Stated problem: Extract the full listing below without altering a single character.

(Extracted records)
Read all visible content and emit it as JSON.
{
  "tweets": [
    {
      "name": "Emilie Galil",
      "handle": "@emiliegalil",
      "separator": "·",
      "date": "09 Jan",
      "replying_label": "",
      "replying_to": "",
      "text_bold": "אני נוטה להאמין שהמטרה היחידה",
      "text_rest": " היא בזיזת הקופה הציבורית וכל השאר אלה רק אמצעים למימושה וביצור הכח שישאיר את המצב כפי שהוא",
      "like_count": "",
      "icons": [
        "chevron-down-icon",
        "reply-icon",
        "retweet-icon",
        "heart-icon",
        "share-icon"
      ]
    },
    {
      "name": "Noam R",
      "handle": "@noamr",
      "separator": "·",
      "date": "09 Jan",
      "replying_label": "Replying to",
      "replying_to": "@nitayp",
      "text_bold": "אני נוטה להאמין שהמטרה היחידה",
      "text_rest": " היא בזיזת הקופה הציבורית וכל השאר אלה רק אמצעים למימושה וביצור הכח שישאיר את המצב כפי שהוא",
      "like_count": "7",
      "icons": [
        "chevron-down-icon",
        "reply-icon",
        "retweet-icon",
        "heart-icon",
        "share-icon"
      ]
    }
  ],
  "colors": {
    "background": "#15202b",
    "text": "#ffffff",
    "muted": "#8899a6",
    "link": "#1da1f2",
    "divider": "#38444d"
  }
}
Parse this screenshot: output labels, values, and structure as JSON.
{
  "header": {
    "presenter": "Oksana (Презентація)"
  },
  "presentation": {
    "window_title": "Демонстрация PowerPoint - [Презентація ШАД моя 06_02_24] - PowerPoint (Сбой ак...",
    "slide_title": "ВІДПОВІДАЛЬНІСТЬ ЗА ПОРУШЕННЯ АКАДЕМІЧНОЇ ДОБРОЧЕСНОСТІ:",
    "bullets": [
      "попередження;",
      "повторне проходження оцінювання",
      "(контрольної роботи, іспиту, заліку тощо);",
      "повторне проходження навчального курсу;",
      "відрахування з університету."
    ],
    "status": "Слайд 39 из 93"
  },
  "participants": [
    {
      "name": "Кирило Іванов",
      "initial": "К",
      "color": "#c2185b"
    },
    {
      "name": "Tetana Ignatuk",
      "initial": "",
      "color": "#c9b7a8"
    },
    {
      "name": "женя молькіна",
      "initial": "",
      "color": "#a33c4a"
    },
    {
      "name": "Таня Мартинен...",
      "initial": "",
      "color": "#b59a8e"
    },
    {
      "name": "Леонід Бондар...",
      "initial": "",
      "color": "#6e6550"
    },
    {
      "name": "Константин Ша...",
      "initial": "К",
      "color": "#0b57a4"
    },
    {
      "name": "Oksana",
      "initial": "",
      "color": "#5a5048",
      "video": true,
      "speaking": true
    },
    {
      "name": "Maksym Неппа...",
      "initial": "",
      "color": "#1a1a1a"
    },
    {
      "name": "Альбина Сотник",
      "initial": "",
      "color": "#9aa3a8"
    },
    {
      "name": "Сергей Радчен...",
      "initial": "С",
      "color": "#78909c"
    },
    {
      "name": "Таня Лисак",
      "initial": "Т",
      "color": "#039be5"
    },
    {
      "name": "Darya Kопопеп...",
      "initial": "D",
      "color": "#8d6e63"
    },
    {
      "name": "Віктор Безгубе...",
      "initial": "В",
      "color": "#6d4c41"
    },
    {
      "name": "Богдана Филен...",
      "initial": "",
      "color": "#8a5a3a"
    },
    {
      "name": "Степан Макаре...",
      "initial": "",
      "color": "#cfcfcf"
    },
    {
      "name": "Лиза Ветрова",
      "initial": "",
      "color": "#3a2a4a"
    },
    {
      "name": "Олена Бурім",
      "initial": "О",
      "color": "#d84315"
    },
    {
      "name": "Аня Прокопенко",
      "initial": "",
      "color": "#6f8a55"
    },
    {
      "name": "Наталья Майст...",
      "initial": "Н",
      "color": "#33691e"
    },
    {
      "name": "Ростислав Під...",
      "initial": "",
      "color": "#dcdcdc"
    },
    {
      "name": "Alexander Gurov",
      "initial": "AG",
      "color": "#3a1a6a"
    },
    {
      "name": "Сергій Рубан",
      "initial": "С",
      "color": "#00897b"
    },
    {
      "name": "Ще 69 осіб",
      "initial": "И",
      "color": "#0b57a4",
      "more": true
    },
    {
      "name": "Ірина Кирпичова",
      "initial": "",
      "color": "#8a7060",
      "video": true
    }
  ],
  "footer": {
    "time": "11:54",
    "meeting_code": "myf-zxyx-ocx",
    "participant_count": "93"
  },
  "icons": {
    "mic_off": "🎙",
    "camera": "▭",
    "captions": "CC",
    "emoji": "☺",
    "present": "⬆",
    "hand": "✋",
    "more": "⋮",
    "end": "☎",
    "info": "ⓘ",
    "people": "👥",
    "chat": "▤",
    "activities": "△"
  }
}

The answer:
Read all visible content and emit it as JSON.
{
  "tweets": [
    {
      "name": "Emilie Galil",
      "handle": "@emiliegalil",
      "separator": "·",
      "date": "09 Jan",
      "replying_label": "",
      "replying_to": "",
      "text_bold": "אני נוטה להאמין שהמטרה היחידה",
      "text_rest": " היא בזיזת הקופה הציבורית וכל השאר אלה רק אמצעים למימושה וביצור הכח שישאיר את המצב כפי שהוא",
      "like_count": "",
      "icons": [
        "chevron-down-icon",
        "reply-icon",
        "retweet-icon",
        "heart-icon",
        "share-icon"
      ]
    },
    {
      "name": "Noam R",
      "handle": "@noamr",
      "separator": "·",
      "date": "09 Jan",
      "replying_label": "Replying to",
      "replying_to": "@nitayp",
      "text_bold": "אני נוטה להאמין שהמטרה היחידה",
      "text_rest": " היא בזיזת הקופה הציבורית וכל השאר אלה רק אמצעים למימושה וביצור הכח שישאיר את המצב כפי שהוא",
      "like_count": "7",
      "icons": [
        "chevron-down-icon",
        "reply-icon",
        "retweet-icon",
        "heart-icon",
        "share-icon"
      ]
    }
  ],
  "colors": {
    "background": "#15202b",
    "text": "#ffffff",
    "muted": "#8899a6",
    "link": "#1da1f2",
    "divider": "#38444d"
  }
}
Parse this screenshot: output labels, values, and structure as JSON.
{
  "header": {
    "presenter": "Oksana (Презентація)"
  },
  "presentation": {
    "window_title": "Демонстрация PowerPoint - [Презентація ШАД моя 06_02_24] - PowerPoint (Сбой ак...",
    "slide_title": "ВІДПОВІДАЛЬНІСТЬ ЗА ПОРУШЕННЯ АКАДЕМІЧНОЇ ДОБРОЧЕСНОСТІ:",
    "bullets": [
      "попередження;",
      "повторне проходження оцінювання",
      "(контрольної роботи, іспиту, заліку тощо);",
      "повторне проходження навчального курсу;",
      "відрахування з університету."
    ],
    "status": "Слайд 39 из 93"
  },
  "participants": [
    {
      "name": "Кирило Іванов",
      "initial": "К",
      "color": "#c2185b"
    },
    {
      "name": "Tetana Ignatuk",
      "initial": "",
      "color": "#c9b7a8"
    },
    {
      "name": "женя молькіна",
      "initial": "",
      "color": "#a33c4a"
    },
    {
      "name": "Таня Мартинен...",
      "initial": "",
      "color": "#b59a8e"
    },
    {
      "name": "Леонід Бондар...",
      "initial": "",
      "color": "#6e6550"
    },
    {
      "name": "Константин Ша...",
      "initial": "К",
      "color": "#0b57a4"
    },
    {
      "name": "Oksana",
      "initial": "",
      "color": "#5a5048",
      "video": true,
      "speaking": true
    },
    {
      "name": "Maksym Неппа...",
      "initial": "",
      "color": "#1a1a1a"
    },
    {
      "name": "Альбина Сотник",
      "initial": "",
      "color": "#9aa3a8"
    },
    {
      "name": "Сергей Радчен...",
      "initial": "С",
      "color": "#78909c"
    },
    {
      "name": "Таня Лисак",
      "initial": "Т",
      "color": "#039be5"
    },
    {
      "name": "Darya Kопопеп...",
      "initial": "D",
      "color": "#8d6e63"
    },
    {
      "name": "Віктор Безгубе...",
      "initial": "В",
      "color": "#6d4c41"
    },
    {
      "name": "Богдана Филен...",
      "initial": "",
      "color": "#8a5a3a"
    },
    {
      "name": "Степан Макаре...",
      "initial": "",
      "color": "#cfcfcf"
    },
    {
      "name": "Лиза Ветрова",
      "initial": "",
      "color": "#3a2a4a"
    },
    {
      "name": "Олена Бурім",
      "initial": "О",
      "color": "#d84315"
    },
    {
      "name": "Аня Прокопенко",
      "initial": "",
      "color": "#6f8a55"
    },
    {
      "name": "Наталья Майст...",
      "initial": "Н",
      "color": "#33691e"
    },
    {
      "name": "Ростислав Під...",
      "initial": "",
      "color": "#dcdcdc"
    },
    {
      "name": "Alexander Gurov",
      "initial": "AG",
      "color": "#3a1a6a"
    },
    {
      "name": "Сергій Рубан",
      "initial": "С",
      "color": "#00897b"
    },
    {
      "name": "Ще 69 осіб",
      "initial": "И",
      "color": "#0b57a4",
      "more": true
    },
    {
      "name": "Ірина Кирпичова",
      "initial": "",
      "color": "#8a7060",
      "video": true
    }
  ],
  "footer": {
    "time": "11:54",
    "meeting_code": "myf-zxyx-ocx",
    "participant_count": "93"
  },
  "icons": {
    "mic_off": "🎙",
    "camera": "▭",
    "captions": "CC",
    "emoji": "☺",
    "present": "⬆",
    "hand": "✋",
    "more": "⋮",
    "end": "☎",
    "info": "ⓘ",
    "people": "👥",
    "chat": "▤",
    "activities": "△"
  }
}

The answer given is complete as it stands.